Data records:
------------------------

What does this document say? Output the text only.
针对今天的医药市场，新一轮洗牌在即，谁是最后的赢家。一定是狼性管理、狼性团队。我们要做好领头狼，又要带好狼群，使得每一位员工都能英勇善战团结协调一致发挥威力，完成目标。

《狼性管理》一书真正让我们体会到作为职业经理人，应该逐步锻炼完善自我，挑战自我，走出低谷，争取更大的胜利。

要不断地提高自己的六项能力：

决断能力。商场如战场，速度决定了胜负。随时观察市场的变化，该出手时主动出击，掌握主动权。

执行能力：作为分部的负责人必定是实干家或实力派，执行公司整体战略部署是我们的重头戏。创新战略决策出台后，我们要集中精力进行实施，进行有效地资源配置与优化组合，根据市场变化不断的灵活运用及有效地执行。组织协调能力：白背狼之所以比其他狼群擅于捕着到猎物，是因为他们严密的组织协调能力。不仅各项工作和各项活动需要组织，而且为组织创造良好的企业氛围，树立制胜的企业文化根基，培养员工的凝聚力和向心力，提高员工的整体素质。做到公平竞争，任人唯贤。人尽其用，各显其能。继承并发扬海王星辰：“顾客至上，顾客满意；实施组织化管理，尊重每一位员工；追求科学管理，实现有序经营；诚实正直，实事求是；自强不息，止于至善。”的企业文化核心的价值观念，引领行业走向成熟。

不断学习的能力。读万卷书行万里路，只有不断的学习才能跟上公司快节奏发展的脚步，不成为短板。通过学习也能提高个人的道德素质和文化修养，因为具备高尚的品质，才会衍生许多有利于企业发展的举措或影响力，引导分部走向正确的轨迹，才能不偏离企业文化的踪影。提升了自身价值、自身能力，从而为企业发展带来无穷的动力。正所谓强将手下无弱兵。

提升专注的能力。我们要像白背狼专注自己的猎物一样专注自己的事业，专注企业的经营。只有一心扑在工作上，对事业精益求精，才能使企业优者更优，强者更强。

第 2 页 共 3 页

------------------------

GIVEN EXERCISE – Nothing should be changed: write out all of the data as is.

SOLVED PROBLEM –
What does this document say? Output the text only.
针对今天的医药市场，新一轮洗牌在即，谁是最后的赢家。一定是狼性管理、狼性团队。我们要做好领头狼，又要带好狼群，使得每一位员工都能英勇善战团结协调一致发挥威力，完成目标。

《狼性管理》一书真正让我们体会到作为职业经理人，应该逐步锻炼完善自我，挑战自我，走出低谷，争取更大的胜利。

要不断地提高自己的六项能力：

决断能力。商场如战场，速度决定了胜负。随时观察市场的变化，该出手时主动出击，掌握主动权。

执行能力：作为分部的负责人必定是实干家或实力派，执行公司整体战略部署是我们的重头戏。创新战略决策出台后，我们要集中精力进行实施，进行有效地资源配置与优化组合，根据市场变化不断的灵活运用及有效地执行。组织协调能力：白背狼之所以比其他狼群擅于捕着到猎物，是因为他们严密的组织协调能力。不仅各项工作和各项活动需要组织，而且为组织创造良好的企业氛围，树立制胜的企业文化根基，培养员工的凝聚力和向心力，提高员工的整体素质。做到公平竞争，任人唯贤。人尽其用，各显其能。继承并发扬海王星辰：“顾客至上，顾客满意；实施组织化管理，尊重每一位员工；追求科学管理，实现有序经营；诚实正直，实事求是；自强不息，止于至善。”的企业文化核心的价值观念，引领行业走向成熟。

不断学习的能力。读万卷书行万里路，只有不断的学习才能跟上公司快节奏发展的脚步，不成为短板。通过学习也能提高个人的道德素质和文化修养，因为具备高尚的品质，才会衍生许多有利于企业发展的举措或影响力，引导分部走向正确的轨迹，才能不偏离企业文化的踪影。提升了自身价值、自身能力，从而为企业发展带来无穷的动力。正所谓强将手下无弱兵。

提升专注的能力。我们要像白背狼专注自己的猎物一样专注自己的事业，专注企业的经营。只有一心扑在工作上，对事业精益求精，才能使企业优者更优，强者更强。

第 2 页 共 3 页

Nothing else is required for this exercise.